Return all lines with the word "times" in them.
◆ ◆ ◆ ◆
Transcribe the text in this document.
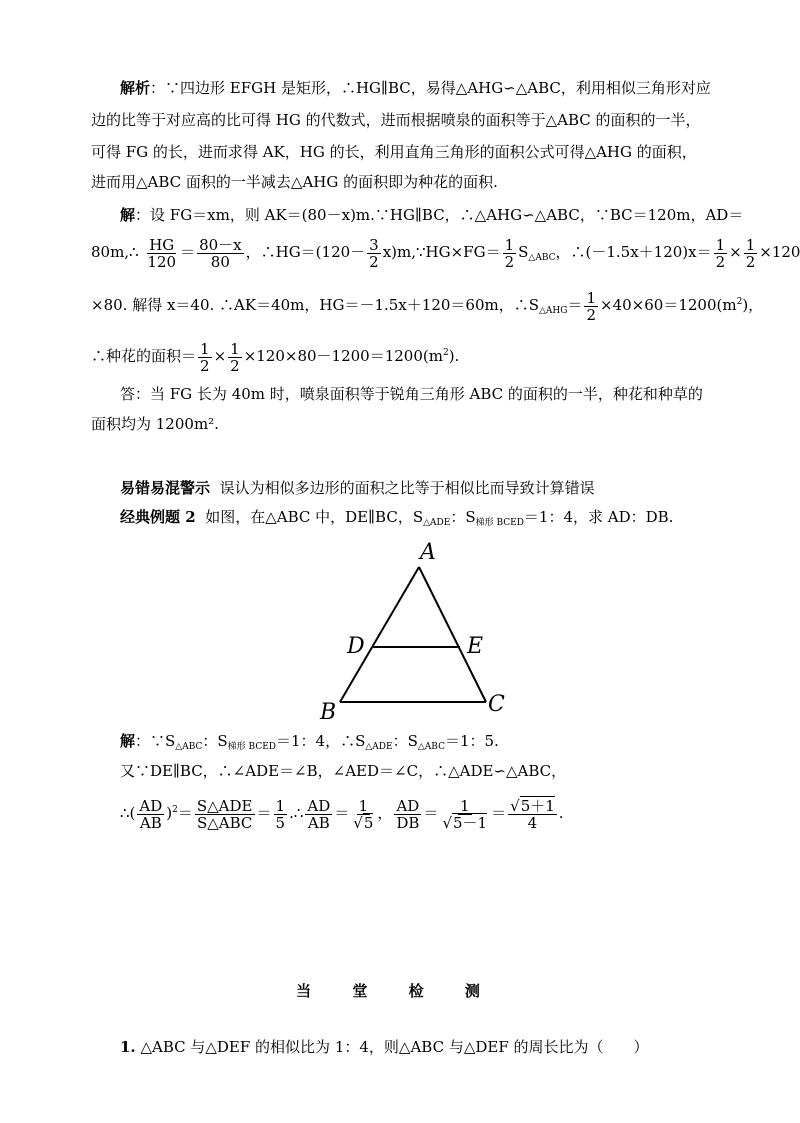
解析：∵四边形 EFGH 是矩形，∴HG∥BC，易得△AHG∽△ABC，利用相似三角形对应
边的比等于对应高的比可得 HG 的代数式，进而根据喷泉的面积等于△ABC 的面积的一半，
可得 FG 的长，进而求得 AK，HG 的长，利用直角三角形的面积公式可得△AHG 的面积，
进而用△ABC 面积的一半减去△AHG 的面积即为种花的面积.
解：设 FG＝xm，则 AK＝(80－x)m.∵HG∥BC，∴△AHG∽△ABC，∵BC＝120m，AD＝
80m,∴ $\frac{HG}{120} = \frac{80-x}{80}$ ，∴HG＝(120－ $\frac{3}{2}$ x)m,∵HG×FG＝ $\frac{1}{2} S_{\triangle ABC}$，∴(－1.5x＋120)x＝ $\frac{1}{2} \times \frac{1}{2} \times 120$
×80. 解得 x＝40. ∴AK＝40m，HG＝－1.5x＋120＝60m，$\therefore S_{\triangle AHG}= \frac{1}{2} \times 40\times 60=1200(m^2)$，
∴种花的面积＝ $\frac{1}{2} \times \frac{1}{2} \times 120\times 80-1200=1200(m^2)$.
答：当 FG 长为 40m 时，喷泉面积等于锐角三角形 ABC 的面积的一半，种花和种草的
面积均为 1200m².
易错易混警示 误认为相似多边形的面积之比等于相似比而导致计算错误
经典例题 2 如图，在△ABC 中，DE∥BC，$S_{\triangle ADE}$：$S_{梯形 BCED}=1$：4，求 AD：DB.
A
B	C
D	E
解：$\because S_{\triangle ABC}$：$S_{梯形 BCED}=1$：4，$\therefore S_{\triangle ADE}$：$S_{\triangle ABC}=1$：5.
又∵DE∥BC，∴∠ADE＝∠B，∠AED＝∠C，∴△ADE∽△ABC，
∴( $\frac{AD}{AB} )^2= \frac{\text{S△ADE}}{\text{S△ABC}} = \frac{1}{5}$ .∴ $\frac{AD}{AB} = \frac{1}{√5}$ ， $\frac{AD}{DB} = \frac{1}{√5-1} = \frac{√5+1}{4}$ .
当 堂 检 测
1. △ABC 与△DEF 的相似比为 1：4，则△ABC 与△DEF 的周长比为（　　）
◆ ◆ ◆ ◆
* [EXERCISE OUTPUT]:
80m,∴ $\frac{HG}{120} = \frac{80-x}{80}$ ，∴HG＝(120－ $\frac{3}{2}$ x)m,∵HG×FG＝ $\frac{1}{2} S_{\triangle ABC}$，∴(－1.5x＋120)x＝ $\frac{1}{2} \times \frac{1}{2} \times 120$
×80. 解得 x＝40. ∴AK＝40m，HG＝－1.5x＋120＝60m，$\therefore S_{\triangle AHG}= \frac{1}{2} \times 40\times 60=1200(m^2)$，
∴种花的面积＝ $\frac{1}{2} \times \frac{1}{2} \times 120\times 80-1200=1200(m^2)$.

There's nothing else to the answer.